All of the material below is to be retyped exactly.

════════════════════

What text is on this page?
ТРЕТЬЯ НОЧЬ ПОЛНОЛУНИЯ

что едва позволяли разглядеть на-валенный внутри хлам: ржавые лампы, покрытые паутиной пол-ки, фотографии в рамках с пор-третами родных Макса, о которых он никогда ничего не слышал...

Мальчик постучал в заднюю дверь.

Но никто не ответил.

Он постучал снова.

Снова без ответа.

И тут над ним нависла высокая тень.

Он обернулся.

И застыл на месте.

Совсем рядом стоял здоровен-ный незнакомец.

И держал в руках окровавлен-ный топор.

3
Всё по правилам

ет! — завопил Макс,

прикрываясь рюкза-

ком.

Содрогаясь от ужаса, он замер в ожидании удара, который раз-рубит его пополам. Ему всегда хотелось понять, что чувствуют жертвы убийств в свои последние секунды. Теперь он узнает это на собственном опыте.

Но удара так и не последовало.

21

════════════════════

▸ Written solution
What text is on this page?
ТРЕТЬЯ НОЧЬ ПОЛНОЛУНИЯ

что едва позволяли разглядеть на-валенный внутри хлам: ржавые лампы, покрытые паутиной пол-ки, фотографии в рамках с пор-третами родных Макса, о которых он никогда ничего не слышал...

Мальчик постучал в заднюю дверь.

Но никто не ответил.

Он постучал снова.

Снова без ответа.

И тут над ним нависла высокая тень.

Он обернулся.

И застыл на месте.

Совсем рядом стоял здоровен-ный незнакомец.

И держал в руках окровавлен-ный топор.

3
Всё по правилам

ет! — завопил Макс,

прикрываясь рюкза-

ком.

Содрогаясь от ужаса, он замер в ожидании удара, который раз-рубит его пополам. Ему всегда хотелось понять, что чувствуют жертвы убийств в свои последние секунды. Теперь он узнает это на собственном опыте.

Но удара так и не последовало.

21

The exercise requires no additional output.